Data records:
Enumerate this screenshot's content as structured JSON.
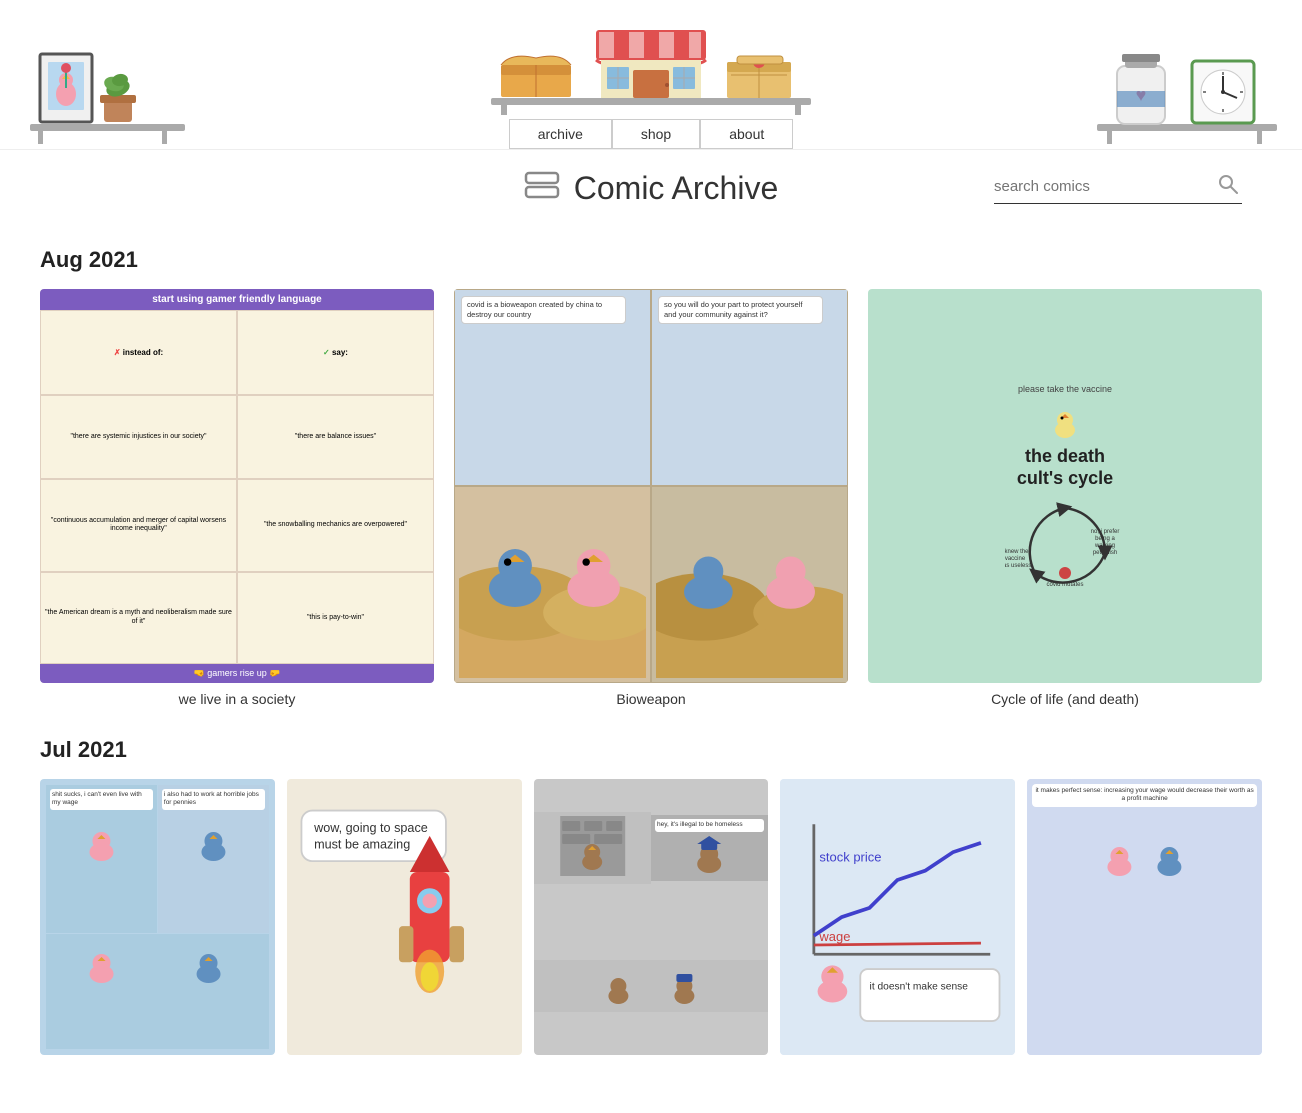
{
  "header": {
    "nav_items": [
      {
        "label": "archive",
        "href": "#"
      },
      {
        "label": "shop",
        "href": "#"
      },
      {
        "label": "about",
        "href": "#"
      }
    ]
  },
  "page": {
    "title": "Comic Archive",
    "title_icon": "▭",
    "search_placeholder": "search comics"
  },
  "sections": [
    {
      "month": "Aug 2021",
      "comics": [
        {
          "title": "we live in a society",
          "type": "society"
        },
        {
          "title": "Bioweapon",
          "type": "bioweapon"
        },
        {
          "title": "Cycle of life (and death)",
          "type": "cycle"
        }
      ]
    },
    {
      "month": "Jul 2021",
      "comics": [
        {
          "title": "",
          "type": "jul-wage"
        },
        {
          "title": "",
          "type": "jul-space"
        },
        {
          "title": "",
          "type": "jul-homeless"
        },
        {
          "title": "",
          "type": "jul-stocks"
        },
        {
          "title": "",
          "type": "jul-worth"
        }
      ]
    }
  ],
  "society_comic": {
    "header": "start using gamer friendly language",
    "col1_header": "✗ instead of:",
    "col2_header": "✓ say:",
    "rows": [
      [
        "\"there are systemic injustices in our society\"",
        "\"there are balance issues\""
      ],
      [
        "\"continuous accumulation and merger of capital worsens income inequality\"",
        "\"the snowballing mechanics are overpowered\""
      ],
      [
        "\"the American dream is a myth and neoliberalism made sure of it\"",
        "\"this is pay-to-win\""
      ]
    ],
    "footer": "🤜 gamers rise up 🤛"
  },
  "bioweapon_comic": {
    "panels": [
      {
        "text": "covid is a bioweapon created by china to destroy our country",
        "style": "speech"
      },
      {
        "text": "so you will do your part to protect yourself and your community against it?",
        "style": "speech"
      },
      {
        "text": "",
        "style": "birds"
      },
      {
        "text": "",
        "style": "birds2"
      }
    ]
  },
  "cycle_comic": {
    "top_label": "please take the vaccine",
    "center_title": "the death cult's cycle",
    "nodes": [
      "i knew the vaccine was useless",
      "no, i prefer being a walking petri dish",
      "covid mutates"
    ]
  }
}
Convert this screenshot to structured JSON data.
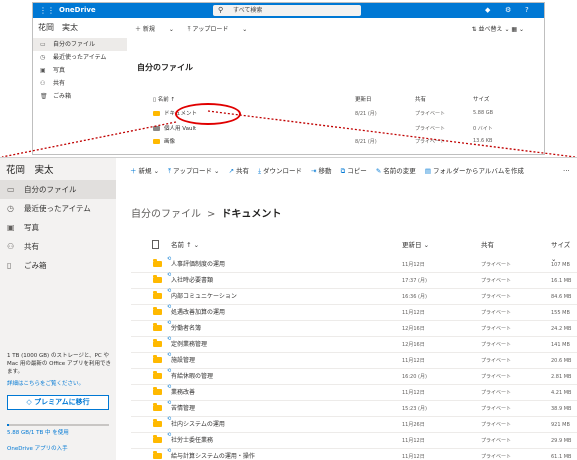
{
  "thumb": {
    "brand": "OneDrive",
    "search_placeholder": "すべて検索",
    "user": "花岡　実太",
    "nav": [
      "自分のファイル",
      "最近使ったアイテム",
      "写真",
      "共有",
      "ごみ箱"
    ],
    "cmd": [
      "新規",
      "アップロード"
    ],
    "sort_label": "並べ替え",
    "title": "自分のファイル",
    "headers": {
      "name": "名前 ↑",
      "modified": "更新日",
      "sharing": "共有",
      "size": "サイズ"
    },
    "rows": [
      {
        "name": "ドキュメント",
        "modified": "8/21 (月)",
        "sharing": "プライベート",
        "size": "5.88 GB"
      },
      {
        "name": "個人用 Vault",
        "modified": "",
        "sharing": "プライベート",
        "size": "0 バイト"
      },
      {
        "name": "画像",
        "modified": "8/21 (月)",
        "sharing": "プライベート",
        "size": "13.6 KB"
      }
    ]
  },
  "zoom": {
    "user": "花岡　実太",
    "nav": [
      {
        "label": "自分のファイル",
        "icon": "folder-icon"
      },
      {
        "label": "最近使ったアイテム",
        "icon": "clock-icon"
      },
      {
        "label": "写真",
        "icon": "photo-icon"
      },
      {
        "label": "共有",
        "icon": "share-icon"
      },
      {
        "label": "ごみ箱",
        "icon": "trash-icon"
      }
    ],
    "storage_text": "1 TB (1000 GB) のストレージと、PC や Mac 用の最新の Office アプリを利用できます。",
    "details_link": "詳細はこちらをご覧ください。",
    "premium_button": "プレミアムに移行",
    "usage_text": "5.88 GB/1 TB 中 を使用",
    "usage_fraction": 0.006,
    "app_link": "OneDrive アプリの入手",
    "toolbar": [
      "新規",
      "アップロード",
      "共有",
      "ダウンロード",
      "移動",
      "コピー",
      "名前の変更",
      "フォルダーからアルバムを作成"
    ],
    "more": "···",
    "breadcrumb_root": "自分のファイル",
    "breadcrumb_sep": ">",
    "breadcrumb_current": "ドキュメント",
    "headers": {
      "name": "名前 ↑",
      "modified": "更新日",
      "sharing": "共有",
      "size": "サイズ"
    },
    "rows": [
      {
        "name": "人事評価制度の運用",
        "modified": "11月12日",
        "sharing": "プライベート",
        "size": "107 MB"
      },
      {
        "name": "入社時必要書類",
        "modified": "17:37 (月)",
        "sharing": "プライベート",
        "size": "16.1 MB"
      },
      {
        "name": "内部コミュニケーション",
        "modified": "16:36 (月)",
        "sharing": "プライベート",
        "size": "84.6 MB"
      },
      {
        "name": "処遇改善加算の運用",
        "modified": "11月12日",
        "sharing": "プライベート",
        "size": "155 MB"
      },
      {
        "name": "労働者名簿",
        "modified": "12月16日",
        "sharing": "プライベート",
        "size": "24.2 MB"
      },
      {
        "name": "定例業務管理",
        "modified": "12月16日",
        "sharing": "プライベート",
        "size": "141 MB"
      },
      {
        "name": "施設管理",
        "modified": "11月12日",
        "sharing": "プライベート",
        "size": "20.6 MB"
      },
      {
        "name": "有給休暇の管理",
        "modified": "16:20 (月)",
        "sharing": "プライベート",
        "size": "2.81 MB"
      },
      {
        "name": "業務改善",
        "modified": "11月12日",
        "sharing": "プライベート",
        "size": "4.21 MB"
      },
      {
        "name": "苦情管理",
        "modified": "15:23 (月)",
        "sharing": "プライベート",
        "size": "38.9 MB"
      },
      {
        "name": "社内システムの運用",
        "modified": "11月26日",
        "sharing": "プライベート",
        "size": "921 MB"
      },
      {
        "name": "社労士委任業務",
        "modified": "11月12日",
        "sharing": "プライベート",
        "size": "29.9 MB"
      },
      {
        "name": "給与計算システムの運用・操作",
        "modified": "11月12日",
        "sharing": "プライベート",
        "size": "61.1 MB"
      }
    ]
  },
  "colors": {
    "accent": "#0078d4",
    "folder": "#ffb900",
    "highlight": "#e00000"
  }
}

SET PROBLEM: Your copy of the data above should match it exactly, except that pictures are left out.

RESPONSE:
Enumerate this screenshot's content as structured JSON.
{
  "header": {
    "nav_items": [
      {
        "label": "archive",
        "href": "#"
      },
      {
        "label": "shop",
        "href": "#"
      },
      {
        "label": "about",
        "href": "#"
      }
    ]
  },
  "page": {
    "title": "Comic Archive",
    "title_icon": "▭",
    "search_placeholder": "search comics"
  },
  "sections": [
    {
      "month": "Aug 2021",
      "comics": [
        {
          "title": "we live in a society",
          "type": "society"
        },
        {
          "title": "Bioweapon",
          "type": "bioweapon"
        },
        {
          "title": "Cycle of life (and death)",
          "type": "cycle"
        }
      ]
    },
    {
      "month": "Jul 2021",
      "comics": [
        {
          "title": "",
          "type": "jul-wage"
        },
        {
          "title": "",
          "type": "jul-space"
        },
        {
          "title": "",
          "type": "jul-homeless"
        },
        {
          "title": "",
          "type": "jul-stocks"
        },
        {
          "title": "",
          "type": "jul-worth"
        }
      ]
    }
  ],
  "society_comic": {
    "header": "start using gamer friendly language",
    "col1_header": "✗ instead of:",
    "col2_header": "✓ say:",
    "rows": [
      [
        "\"there are systemic injustices in our society\"",
        "\"there are balance issues\""
      ],
      [
        "\"continuous accumulation and merger of capital worsens income inequality\"",
        "\"the snowballing mechanics are overpowered\""
      ],
      [
        "\"the American dream is a myth and neoliberalism made sure of it\"",
        "\"this is pay-to-win\""
      ]
    ],
    "footer": "🤜 gamers rise up 🤛"
  },
  "bioweapon_comic": {
    "panels": [
      {
        "text": "covid is a bioweapon created by china to destroy our country",
        "style": "speech"
      },
      {
        "text": "so you will do your part to protect yourself and your community against it?",
        "style": "speech"
      },
      {
        "text": "",
        "style": "birds"
      },
      {
        "text": "",
        "style": "birds2"
      }
    ]
  },
  "cycle_comic": {
    "top_label": "please take the vaccine",
    "center_title": "the death cult's cycle",
    "nodes": [
      "i knew the vaccine was useless",
      "no, i prefer being a walking petri dish",
      "covid mutates"
    ]
  }
}
Convert this screenshot to structured JSON data.
{
  "thumb": {
    "brand": "OneDrive",
    "search_placeholder": "すべて検索",
    "user": "花岡　実太",
    "nav": [
      "自分のファイル",
      "最近使ったアイテム",
      "写真",
      "共有",
      "ごみ箱"
    ],
    "cmd": [
      "新規",
      "アップロード"
    ],
    "sort_label": "並べ替え",
    "title": "自分のファイル",
    "headers": {
      "name": "名前 ↑",
      "modified": "更新日",
      "sharing": "共有",
      "size": "サイズ"
    },
    "rows": [
      {
        "name": "ドキュメント",
        "modified": "8/21 (月)",
        "sharing": "プライベート",
        "size": "5.88 GB"
      },
      {
        "name": "個人用 Vault",
        "modified": "",
        "sharing": "プライベート",
        "size": "0 バイト"
      },
      {
        "name": "画像",
        "modified": "8/21 (月)",
        "sharing": "プライベート",
        "size": "13.6 KB"
      }
    ]
  },
  "zoom": {
    "user": "花岡　実太",
    "nav": [
      {
        "label": "自分のファイル",
        "icon": "folder-icon"
      },
      {
        "label": "最近使ったアイテム",
        "icon": "clock-icon"
      },
      {
        "label": "写真",
        "icon": "photo-icon"
      },
      {
        "label": "共有",
        "icon": "share-icon"
      },
      {
        "label": "ごみ箱",
        "icon": "trash-icon"
      }
    ],
    "storage_text": "1 TB (1000 GB) のストレージと、PC や Mac 用の最新の Office アプリを利用できます。",
    "details_link": "詳細はこちらをご覧ください。",
    "premium_button": "プレミアムに移行",
    "usage_text": "5.88 GB/1 TB 中 を使用",
    "usage_fraction": 0.006,
    "app_link": "OneDrive アプリの入手",
    "toolbar": [
      "新規",
      "アップロード",
      "共有",
      "ダウンロード",
      "移動",
      "コピー",
      "名前の変更",
      "フォルダーからアルバムを作成"
    ],
    "more": "···",
    "breadcrumb_root": "自分のファイル",
    "breadcrumb_sep": ">",
    "breadcrumb_current": "ドキュメント",
    "headers": {
      "name": "名前 ↑",
      "modified": "更新日",
      "sharing": "共有",
      "size": "サイズ"
    },
    "rows": [
      {
        "name": "人事評価制度の運用",
        "modified": "11月12日",
        "sharing": "プライベート",
        "size": "107 MB"
      },
      {
        "name": "入社時必要書類",
        "modified": "17:37 (月)",
        "sharing": "プライベート",
        "size": "16.1 MB"
      },
      {
        "name": "内部コミュニケーション",
        "modified": "16:36 (月)",
        "sharing": "プライベート",
        "size": "84.6 MB"
      },
      {
        "name": "処遇改善加算の運用",
        "modified": "11月12日",
        "sharing": "プライベート",
        "size": "155 MB"
      },
      {
        "name": "労働者名簿",
        "modified": "12月16日",
        "sharing": "プライベート",
        "size": "24.2 MB"
      },
      {
        "name": "定例業務管理",
        "modified": "12月16日",
        "sharing": "プライベート",
        "size": "141 MB"
      },
      {
        "name": "施設管理",
        "modified": "11月12日",
        "sharing": "プライベート",
        "size": "20.6 MB"
      },
      {
        "name": "有給休暇の管理",
        "modified": "16:20 (月)",
        "sharing": "プライベート",
        "size": "2.81 MB"
      },
      {
        "name": "業務改善",
        "modified": "11月12日",
        "sharing": "プライベート",
        "size": "4.21 MB"
      },
      {
        "name": "苦情管理",
        "modified": "15:23 (月)",
        "sharing": "プライベート",
        "size": "38.9 MB"
      },
      {
        "name": "社内システムの運用",
        "modified": "11月26日",
        "sharing": "プライベート",
        "size": "921 MB"
      },
      {
        "name": "社労士委任業務",
        "modified": "11月12日",
        "sharing": "プライベート",
        "size": "29.9 MB"
      },
      {
        "name": "給与計算システムの運用・操作",
        "modified": "11月12日",
        "sharing": "プライベート",
        "size": "61.1 MB"
      }
    ]
  },
  "colors": {
    "accent": "#0078d4",
    "folder": "#ffb900",
    "highlight": "#e00000"
  }
}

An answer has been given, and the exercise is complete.